**Task details:** Write out each line from the data below that includes the word "Heliocentric".

**Record set:**
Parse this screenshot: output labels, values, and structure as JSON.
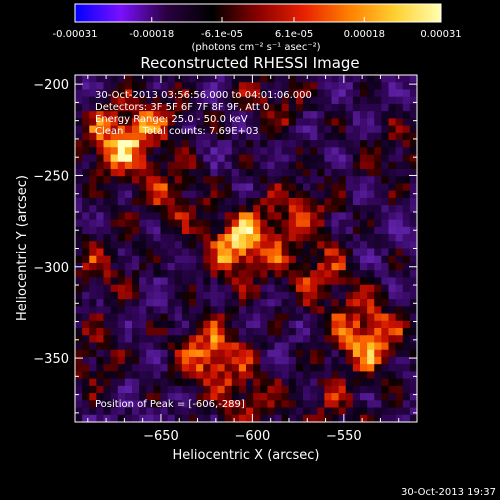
{
  "colorbar": {
    "tick_labels": [
      "-0.00031",
      "-0.00018",
      "-6.1e-05",
      "6.1e-05",
      "0.00018",
      "0.00031"
    ],
    "tick_values": [
      -0.00031,
      -0.00018,
      -6.1e-05,
      6.1e-05,
      0.00018,
      0.00031
    ],
    "range": [
      -0.00031,
      0.00031
    ],
    "units": "(photons cm⁻² s⁻¹ asec⁻²)",
    "stops": [
      "#0000ff",
      "#7a10ff",
      "#2a0040",
      "#000000",
      "#8a0000",
      "#e82000",
      "#ff8000",
      "#ffd030",
      "#ffffb0"
    ]
  },
  "chart_data": {
    "type": "heatmap",
    "title": "Reconstructed RHESSI Image",
    "xlabel": "Heliocentric X (arcsec)",
    "ylabel": "Heliocentric Y (arcsec)",
    "xlim": [
      -697,
      -510
    ],
    "ylim": [
      -385,
      -195
    ],
    "x_ticks": [
      -650,
      -600,
      -550
    ],
    "x_tick_labels": [
      "−650",
      "−600",
      "−550"
    ],
    "y_ticks": [
      -200,
      -250,
      -300,
      -350
    ],
    "y_tick_labels": [
      "−200",
      "−250",
      "−300",
      "−350"
    ],
    "annotations": [
      "30-Oct-2013 03:56:56.000 to 04:01:06.000",
      "Detectors: 3F 5F 6F 7F 8F 9F, Att 0",
      "Energy Range: 25.0 - 50.0 keV",
      "Clean      Total counts: 7.69E+03"
    ],
    "peak_label": "Position of Peak = [-606,-289]",
    "peak": {
      "x": -606,
      "y": -289
    },
    "bright_sources": [
      {
        "x": -673,
        "y": -232,
        "intensity": 0.95
      },
      {
        "x": -645,
        "y": -262,
        "intensity": 0.55
      },
      {
        "x": -606,
        "y": -289,
        "intensity": 1.0
      },
      {
        "x": -575,
        "y": -268,
        "intensity": 0.55
      },
      {
        "x": -563,
        "y": -305,
        "intensity": 0.6
      },
      {
        "x": -537,
        "y": -338,
        "intensity": 0.95
      },
      {
        "x": -623,
        "y": -348,
        "intensity": 0.85
      },
      {
        "x": -684,
        "y": -300,
        "intensity": 0.45
      },
      {
        "x": -688,
        "y": -350,
        "intensity": 0.45
      },
      {
        "x": -600,
        "y": -375,
        "intensity": 0.5
      },
      {
        "x": -520,
        "y": -238,
        "intensity": 0.4
      },
      {
        "x": -590,
        "y": -210,
        "intensity": 0.45
      },
      {
        "x": -650,
        "y": -215,
        "intensity": 0.4
      },
      {
        "x": -555,
        "y": -378,
        "intensity": 0.4
      }
    ]
  },
  "timestamp": "30-Oct-2013 19:37"
}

**Written answer:**
    "xlabel": "Heliocentric X (arcsec)",
    "ylabel": "Heliocentric Y (arcsec)",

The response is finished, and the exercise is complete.